▸ Task to complete:
Lift out all lines below that contain "this".

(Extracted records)
* Start *

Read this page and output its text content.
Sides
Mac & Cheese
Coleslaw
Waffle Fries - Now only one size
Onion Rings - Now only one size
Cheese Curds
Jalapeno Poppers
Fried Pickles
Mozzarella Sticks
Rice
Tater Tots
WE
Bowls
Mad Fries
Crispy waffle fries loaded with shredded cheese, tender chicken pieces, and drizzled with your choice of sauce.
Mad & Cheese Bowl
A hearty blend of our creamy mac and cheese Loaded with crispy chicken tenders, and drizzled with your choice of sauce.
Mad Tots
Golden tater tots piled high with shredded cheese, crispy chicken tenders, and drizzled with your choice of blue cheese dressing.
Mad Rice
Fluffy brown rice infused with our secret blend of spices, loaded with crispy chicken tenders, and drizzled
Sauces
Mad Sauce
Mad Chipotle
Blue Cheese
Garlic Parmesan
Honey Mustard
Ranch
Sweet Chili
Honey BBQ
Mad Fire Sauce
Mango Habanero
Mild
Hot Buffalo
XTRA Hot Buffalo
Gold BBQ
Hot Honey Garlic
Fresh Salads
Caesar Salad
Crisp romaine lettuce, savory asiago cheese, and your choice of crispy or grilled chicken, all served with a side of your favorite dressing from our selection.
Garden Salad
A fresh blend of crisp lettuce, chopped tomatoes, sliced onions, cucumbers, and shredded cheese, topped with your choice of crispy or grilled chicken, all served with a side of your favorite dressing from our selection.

* End *
* Start *

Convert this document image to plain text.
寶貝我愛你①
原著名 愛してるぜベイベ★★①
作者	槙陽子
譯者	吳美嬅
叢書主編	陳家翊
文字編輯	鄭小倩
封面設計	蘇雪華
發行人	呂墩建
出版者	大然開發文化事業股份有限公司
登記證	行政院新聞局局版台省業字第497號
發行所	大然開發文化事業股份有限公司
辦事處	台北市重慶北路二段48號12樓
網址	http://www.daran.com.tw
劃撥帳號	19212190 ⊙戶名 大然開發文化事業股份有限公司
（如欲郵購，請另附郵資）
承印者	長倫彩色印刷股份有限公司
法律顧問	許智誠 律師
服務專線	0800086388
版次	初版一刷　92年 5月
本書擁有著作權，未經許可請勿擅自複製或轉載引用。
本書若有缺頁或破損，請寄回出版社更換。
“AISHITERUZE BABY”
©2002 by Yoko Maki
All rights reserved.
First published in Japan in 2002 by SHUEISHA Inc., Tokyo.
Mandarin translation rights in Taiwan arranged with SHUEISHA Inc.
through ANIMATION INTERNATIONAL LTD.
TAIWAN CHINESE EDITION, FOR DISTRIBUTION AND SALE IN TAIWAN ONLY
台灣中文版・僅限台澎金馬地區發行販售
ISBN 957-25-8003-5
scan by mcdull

* End *

▸ The reply:
Read this page and output its text content.
Convert this document image to plain text.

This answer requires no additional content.